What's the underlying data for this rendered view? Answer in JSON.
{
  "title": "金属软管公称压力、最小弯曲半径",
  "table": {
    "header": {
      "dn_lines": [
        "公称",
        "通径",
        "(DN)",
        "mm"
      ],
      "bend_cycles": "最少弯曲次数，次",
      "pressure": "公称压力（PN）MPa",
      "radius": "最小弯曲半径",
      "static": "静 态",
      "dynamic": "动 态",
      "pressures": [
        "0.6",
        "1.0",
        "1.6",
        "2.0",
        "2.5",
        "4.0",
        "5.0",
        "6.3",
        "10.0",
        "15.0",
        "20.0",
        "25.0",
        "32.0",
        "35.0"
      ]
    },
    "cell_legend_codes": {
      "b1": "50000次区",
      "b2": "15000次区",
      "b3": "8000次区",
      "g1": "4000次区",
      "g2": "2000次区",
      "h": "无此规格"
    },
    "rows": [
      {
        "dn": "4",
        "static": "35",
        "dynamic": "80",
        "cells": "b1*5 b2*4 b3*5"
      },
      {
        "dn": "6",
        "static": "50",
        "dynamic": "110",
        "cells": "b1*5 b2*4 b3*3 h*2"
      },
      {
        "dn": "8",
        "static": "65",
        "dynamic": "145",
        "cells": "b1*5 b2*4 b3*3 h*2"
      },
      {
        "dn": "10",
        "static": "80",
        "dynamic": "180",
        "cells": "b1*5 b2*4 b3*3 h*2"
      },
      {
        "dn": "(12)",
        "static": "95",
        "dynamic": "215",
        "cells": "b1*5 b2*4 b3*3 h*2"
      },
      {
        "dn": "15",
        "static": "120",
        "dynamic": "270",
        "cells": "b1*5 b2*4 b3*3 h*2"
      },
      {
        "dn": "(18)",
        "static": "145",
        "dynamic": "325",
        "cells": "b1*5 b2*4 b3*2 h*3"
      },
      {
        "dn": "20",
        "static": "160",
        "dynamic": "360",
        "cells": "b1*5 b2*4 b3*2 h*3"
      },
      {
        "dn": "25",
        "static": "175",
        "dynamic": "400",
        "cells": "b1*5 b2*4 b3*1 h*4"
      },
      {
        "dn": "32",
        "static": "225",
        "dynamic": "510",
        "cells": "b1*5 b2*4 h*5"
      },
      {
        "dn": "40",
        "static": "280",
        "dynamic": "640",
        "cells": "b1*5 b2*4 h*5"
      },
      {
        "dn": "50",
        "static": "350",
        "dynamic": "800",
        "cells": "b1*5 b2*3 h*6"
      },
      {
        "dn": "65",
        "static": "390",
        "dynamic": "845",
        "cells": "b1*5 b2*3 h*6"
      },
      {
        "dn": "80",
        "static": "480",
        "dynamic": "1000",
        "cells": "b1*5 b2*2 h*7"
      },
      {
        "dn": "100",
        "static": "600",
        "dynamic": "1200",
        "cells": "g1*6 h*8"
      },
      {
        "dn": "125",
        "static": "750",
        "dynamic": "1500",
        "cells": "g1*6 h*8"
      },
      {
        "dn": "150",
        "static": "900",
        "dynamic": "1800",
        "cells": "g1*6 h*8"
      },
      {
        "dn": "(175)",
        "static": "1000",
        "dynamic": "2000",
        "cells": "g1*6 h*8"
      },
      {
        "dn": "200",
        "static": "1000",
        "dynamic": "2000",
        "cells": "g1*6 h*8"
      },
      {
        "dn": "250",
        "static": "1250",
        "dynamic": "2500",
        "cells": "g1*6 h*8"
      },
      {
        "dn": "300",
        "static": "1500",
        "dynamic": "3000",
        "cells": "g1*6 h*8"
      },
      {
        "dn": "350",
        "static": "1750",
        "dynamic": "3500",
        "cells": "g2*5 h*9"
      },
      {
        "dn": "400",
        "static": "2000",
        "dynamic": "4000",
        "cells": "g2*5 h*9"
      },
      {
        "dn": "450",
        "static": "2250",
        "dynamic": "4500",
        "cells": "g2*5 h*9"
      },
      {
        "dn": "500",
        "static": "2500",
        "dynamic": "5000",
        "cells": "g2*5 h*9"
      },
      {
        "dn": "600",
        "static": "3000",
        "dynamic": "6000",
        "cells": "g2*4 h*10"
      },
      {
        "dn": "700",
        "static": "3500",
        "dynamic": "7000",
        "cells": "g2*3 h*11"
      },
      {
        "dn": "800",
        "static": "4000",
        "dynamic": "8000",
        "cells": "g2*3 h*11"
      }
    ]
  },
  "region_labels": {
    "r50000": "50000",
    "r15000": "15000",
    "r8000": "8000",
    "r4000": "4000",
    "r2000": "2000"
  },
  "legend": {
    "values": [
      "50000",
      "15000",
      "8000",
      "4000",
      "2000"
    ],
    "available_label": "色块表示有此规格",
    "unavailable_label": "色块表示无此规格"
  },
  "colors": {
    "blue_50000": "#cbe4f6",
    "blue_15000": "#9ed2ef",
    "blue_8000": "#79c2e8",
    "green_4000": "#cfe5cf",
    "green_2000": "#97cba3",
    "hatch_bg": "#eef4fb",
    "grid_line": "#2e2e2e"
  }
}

• • • • •

_Exercise_
Output the listing above without altering a single character.

_Expected answer_
What's the underlying data for this rendered view? Answer in JSON.
{
  "title": "金属软管公称压力、最小弯曲半径",
  "table": {
    "header": {
      "dn_lines": [
        "公称",
        "通径",
        "(DN)",
        "mm"
      ],
      "bend_cycles": "最少弯曲次数，次",
      "pressure": "公称压力（PN）MPa",
      "radius": "最小弯曲半径",
      "static": "静 态",
      "dynamic": "动 态",
      "pressures": [
        "0.6",
        "1.0",
        "1.6",
        "2.0",
        "2.5",
        "4.0",
        "5.0",
        "6.3",
        "10.0",
        "15.0",
        "20.0",
        "25.0",
        "32.0",
        "35.0"
      ]
    },
    "cell_legend_codes": {
      "b1": "50000次区",
      "b2": "15000次区",
      "b3": "8000次区",
      "g1": "4000次区",
      "g2": "2000次区",
      "h": "无此规格"
    },
    "rows": [
      {
        "dn": "4",
        "static": "35",
        "dynamic": "80",
        "cells": "b1*5 b2*4 b3*5"
      },
      {
        "dn": "6",
        "static": "50",
        "dynamic": "110",
        "cells": "b1*5 b2*4 b3*3 h*2"
      },
      {
        "dn": "8",
        "static": "65",
        "dynamic": "145",
        "cells": "b1*5 b2*4 b3*3 h*2"
      },
      {
        "dn": "10",
        "static": "80",
        "dynamic": "180",
        "cells": "b1*5 b2*4 b3*3 h*2"
      },
      {
        "dn": "(12)",
        "static": "95",
        "dynamic": "215",
        "cells": "b1*5 b2*4 b3*3 h*2"
      },
      {
        "dn": "15",
        "static": "120",
        "dynamic": "270",
        "cells": "b1*5 b2*4 b3*3 h*2"
      },
      {
        "dn": "(18)",
        "static": "145",
        "dynamic": "325",
        "cells": "b1*5 b2*4 b3*2 h*3"
      },
      {
        "dn": "20",
        "static": "160",
        "dynamic": "360",
        "cells": "b1*5 b2*4 b3*2 h*3"
      },
      {
        "dn": "25",
        "static": "175",
        "dynamic": "400",
        "cells": "b1*5 b2*4 b3*1 h*4"
      },
      {
        "dn": "32",
        "static": "225",
        "dynamic": "510",
        "cells": "b1*5 b2*4 h*5"
      },
      {
        "dn": "40",
        "static": "280",
        "dynamic": "640",
        "cells": "b1*5 b2*4 h*5"
      },
      {
        "dn": "50",
        "static": "350",
        "dynamic": "800",
        "cells": "b1*5 b2*3 h*6"
      },
      {
        "dn": "65",
        "static": "390",
        "dynamic": "845",
        "cells": "b1*5 b2*3 h*6"
      },
      {
        "dn": "80",
        "static": "480",
        "dynamic": "1000",
        "cells": "b1*5 b2*2 h*7"
      },
      {
        "dn": "100",
        "static": "600",
        "dynamic": "1200",
        "cells": "g1*6 h*8"
      },
      {
        "dn": "125",
        "static": "750",
        "dynamic": "1500",
        "cells": "g1*6 h*8"
      },
      {
        "dn": "150",
        "static": "900",
        "dynamic": "1800",
        "cells": "g1*6 h*8"
      },
      {
        "dn": "(175)",
        "static": "1000",
        "dynamic": "2000",
        "cells": "g1*6 h*8"
      },
      {
        "dn": "200",
        "static": "1000",
        "dynamic": "2000",
        "cells": "g1*6 h*8"
      },
      {
        "dn": "250",
        "static": "1250",
        "dynamic": "2500",
        "cells": "g1*6 h*8"
      },
      {
        "dn": "300",
        "static": "1500",
        "dynamic": "3000",
        "cells": "g1*6 h*8"
      },
      {
        "dn": "350",
        "static": "1750",
        "dynamic": "3500",
        "cells": "g2*5 h*9"
      },
      {
        "dn": "400",
        "static": "2000",
        "dynamic": "4000",
        "cells": "g2*5 h*9"
      },
      {
        "dn": "450",
        "static": "2250",
        "dynamic": "4500",
        "cells": "g2*5 h*9"
      },
      {
        "dn": "500",
        "static": "2500",
        "dynamic": "5000",
        "cells": "g2*5 h*9"
      },
      {
        "dn": "600",
        "static": "3000",
        "dynamic": "6000",
        "cells": "g2*4 h*10"
      },
      {
        "dn": "700",
        "static": "3500",
        "dynamic": "7000",
        "cells": "g2*3 h*11"
      },
      {
        "dn": "800",
        "static": "4000",
        "dynamic": "8000",
        "cells": "g2*3 h*11"
      }
    ]
  },
  "region_labels": {
    "r50000": "50000",
    "r15000": "15000",
    "r8000": "8000",
    "r4000": "4000",
    "r2000": "2000"
  },
  "legend": {
    "values": [
      "50000",
      "15000",
      "8000",
      "4000",
      "2000"
    ],
    "available_label": "色块表示有此规格",
    "unavailable_label": "色块表示无此规格"
  },
  "colors": {
    "blue_50000": "#cbe4f6",
    "blue_15000": "#9ed2ef",
    "blue_8000": "#79c2e8",
    "green_4000": "#cfe5cf",
    "green_2000": "#97cba3",
    "hatch_bg": "#eef4fb",
    "grid_line": "#2e2e2e"
  }
}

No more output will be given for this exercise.